[Dataset items]

+++

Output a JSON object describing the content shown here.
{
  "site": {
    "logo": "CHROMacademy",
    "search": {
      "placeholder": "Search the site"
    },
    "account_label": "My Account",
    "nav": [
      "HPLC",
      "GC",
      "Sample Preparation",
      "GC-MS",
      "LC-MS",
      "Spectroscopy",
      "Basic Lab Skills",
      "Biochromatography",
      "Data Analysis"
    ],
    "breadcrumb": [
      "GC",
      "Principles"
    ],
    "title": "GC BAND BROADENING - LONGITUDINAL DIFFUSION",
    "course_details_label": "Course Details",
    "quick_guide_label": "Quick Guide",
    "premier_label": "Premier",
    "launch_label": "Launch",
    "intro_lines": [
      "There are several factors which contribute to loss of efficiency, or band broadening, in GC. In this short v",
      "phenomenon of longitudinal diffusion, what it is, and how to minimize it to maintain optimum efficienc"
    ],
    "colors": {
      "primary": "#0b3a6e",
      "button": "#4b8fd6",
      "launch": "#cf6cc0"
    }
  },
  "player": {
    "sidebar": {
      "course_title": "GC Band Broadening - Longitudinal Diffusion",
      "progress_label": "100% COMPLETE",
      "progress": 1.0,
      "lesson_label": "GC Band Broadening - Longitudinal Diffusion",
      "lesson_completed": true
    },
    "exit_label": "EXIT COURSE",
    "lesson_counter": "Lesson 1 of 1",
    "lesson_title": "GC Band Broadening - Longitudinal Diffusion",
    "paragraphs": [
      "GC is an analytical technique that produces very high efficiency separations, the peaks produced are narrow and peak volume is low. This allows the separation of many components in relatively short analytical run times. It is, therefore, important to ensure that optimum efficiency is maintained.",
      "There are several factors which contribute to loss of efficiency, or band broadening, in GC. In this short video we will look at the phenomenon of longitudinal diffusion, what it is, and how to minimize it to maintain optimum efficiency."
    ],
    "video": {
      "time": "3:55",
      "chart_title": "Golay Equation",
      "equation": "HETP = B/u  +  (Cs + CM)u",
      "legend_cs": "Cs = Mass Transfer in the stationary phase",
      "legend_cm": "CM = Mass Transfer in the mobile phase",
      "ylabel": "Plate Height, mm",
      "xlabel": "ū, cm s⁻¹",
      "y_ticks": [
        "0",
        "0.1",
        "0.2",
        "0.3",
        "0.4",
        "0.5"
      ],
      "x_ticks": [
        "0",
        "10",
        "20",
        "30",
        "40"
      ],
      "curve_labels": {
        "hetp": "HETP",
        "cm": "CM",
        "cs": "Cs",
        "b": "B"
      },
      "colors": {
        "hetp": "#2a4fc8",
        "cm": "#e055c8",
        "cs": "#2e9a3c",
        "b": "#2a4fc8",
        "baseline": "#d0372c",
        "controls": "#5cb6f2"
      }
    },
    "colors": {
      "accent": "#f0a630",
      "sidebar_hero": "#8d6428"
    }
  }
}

+++

[Instruction]
Copy all of the material word for word.

[Reply to the exercise]
Output a JSON object describing the content shown here.
{
  "site": {
    "logo": "CHROMacademy",
    "search": {
      "placeholder": "Search the site"
    },
    "account_label": "My Account",
    "nav": [
      "HPLC",
      "GC",
      "Sample Preparation",
      "GC-MS",
      "LC-MS",
      "Spectroscopy",
      "Basic Lab Skills",
      "Biochromatography",
      "Data Analysis"
    ],
    "breadcrumb": [
      "GC",
      "Principles"
    ],
    "title": "GC BAND BROADENING - LONGITUDINAL DIFFUSION",
    "course_details_label": "Course Details",
    "quick_guide_label": "Quick Guide",
    "premier_label": "Premier",
    "launch_label": "Launch",
    "intro_lines": [
      "There are several factors which contribute to loss of efficiency, or band broadening, in GC. In this short v",
      "phenomenon of longitudinal diffusion, what it is, and how to minimize it to maintain optimum efficienc"
    ],
    "colors": {
      "primary": "#0b3a6e",
      "button": "#4b8fd6",
      "launch": "#cf6cc0"
    }
  },
  "player": {
    "sidebar": {
      "course_title": "GC Band Broadening - Longitudinal Diffusion",
      "progress_label": "100% COMPLETE",
      "progress": 1.0,
      "lesson_label": "GC Band Broadening - Longitudinal Diffusion",
      "lesson_completed": true
    },
    "exit_label": "EXIT COURSE",
    "lesson_counter": "Lesson 1 of 1",
    "lesson_title": "GC Band Broadening - Longitudinal Diffusion",
    "paragraphs": [
      "GC is an analytical technique that produces very high efficiency separations, the peaks produced are narrow and peak volume is low. This allows the separation of many components in relatively short analytical run times. It is, therefore, important to ensure that optimum efficiency is maintained.",
      "There are several factors which contribute to loss of efficiency, or band broadening, in GC. In this short video we will look at the phenomenon of longitudinal diffusion, what it is, and how to minimize it to maintain optimum efficiency."
    ],
    "video": {
      "time": "3:55",
      "chart_title": "Golay Equation",
      "equation": "HETP = B/u  +  (Cs + CM)u",
      "legend_cs": "Cs = Mass Transfer in the stationary phase",
      "legend_cm": "CM = Mass Transfer in the mobile phase",
      "ylabel": "Plate Height, mm",
      "xlabel": "ū, cm s⁻¹",
      "y_ticks": [
        "0",
        "0.1",
        "0.2",
        "0.3",
        "0.4",
        "0.5"
      ],
      "x_ticks": [
        "0",
        "10",
        "20",
        "30",
        "40"
      ],
      "curve_labels": {
        "hetp": "HETP",
        "cm": "CM",
        "cs": "Cs",
        "b": "B"
      },
      "colors": {
        "hetp": "#2a4fc8",
        "cm": "#e055c8",
        "cs": "#2e9a3c",
        "b": "#2a4fc8",
        "baseline": "#d0372c",
        "controls": "#5cb6f2"
      }
    },
    "colors": {
      "accent": "#f0a630",
      "sidebar_hero": "#8d6428"
    }
  }
}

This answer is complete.